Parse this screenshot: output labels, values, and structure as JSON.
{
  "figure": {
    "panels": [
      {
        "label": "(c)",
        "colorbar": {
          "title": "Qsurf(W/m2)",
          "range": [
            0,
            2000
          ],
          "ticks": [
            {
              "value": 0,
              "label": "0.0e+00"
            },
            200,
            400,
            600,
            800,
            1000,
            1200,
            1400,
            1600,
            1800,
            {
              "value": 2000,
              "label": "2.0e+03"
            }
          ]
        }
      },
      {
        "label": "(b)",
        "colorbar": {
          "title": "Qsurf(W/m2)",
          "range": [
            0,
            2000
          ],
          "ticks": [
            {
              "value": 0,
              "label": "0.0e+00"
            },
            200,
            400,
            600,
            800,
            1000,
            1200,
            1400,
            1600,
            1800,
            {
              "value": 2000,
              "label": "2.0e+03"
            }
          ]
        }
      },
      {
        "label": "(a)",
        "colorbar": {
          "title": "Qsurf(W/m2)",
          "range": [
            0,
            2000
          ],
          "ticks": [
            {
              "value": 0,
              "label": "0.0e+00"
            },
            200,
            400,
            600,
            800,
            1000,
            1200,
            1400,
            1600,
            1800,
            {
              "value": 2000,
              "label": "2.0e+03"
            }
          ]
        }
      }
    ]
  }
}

+---+

EXERCISE DESCRIPTION :: All of the entries must be quoted exactly; please include each one.

REPLY ::
Parse this screenshot: output labels, values, and structure as JSON.
{
  "figure": {
    "panels": [
      {
        "label": "(c)",
        "colorbar": {
          "title": "Qsurf(W/m2)",
          "range": [
            0,
            2000
          ],
          "ticks": [
            {
              "value": 0,
              "label": "0.0e+00"
            },
            200,
            400,
            600,
            800,
            1000,
            1200,
            1400,
            1600,
            1800,
            {
              "value": 2000,
              "label": "2.0e+03"
            }
          ]
        }
      },
      {
        "label": "(b)",
        "colorbar": {
          "title": "Qsurf(W/m2)",
          "range": [
            0,
            2000
          ],
          "ticks": [
            {
              "value": 0,
              "label": "0.0e+00"
            },
            200,
            400,
            600,
            800,
            1000,
            1200,
            1400,
            1600,
            1800,
            {
              "value": 2000,
              "label": "2.0e+03"
            }
          ]
        }
      },
      {
        "label": "(a)",
        "colorbar": {
          "title": "Qsurf(W/m2)",
          "range": [
            0,
            2000
          ],
          "ticks": [
            {
              "value": 0,
              "label": "0.0e+00"
            },
            200,
            400,
            600,
            800,
            1000,
            1200,
            1400,
            1600,
            1800,
            {
              "value": 2000,
              "label": "2.0e+03"
            }
          ]
        }
      }
    ]
  }
}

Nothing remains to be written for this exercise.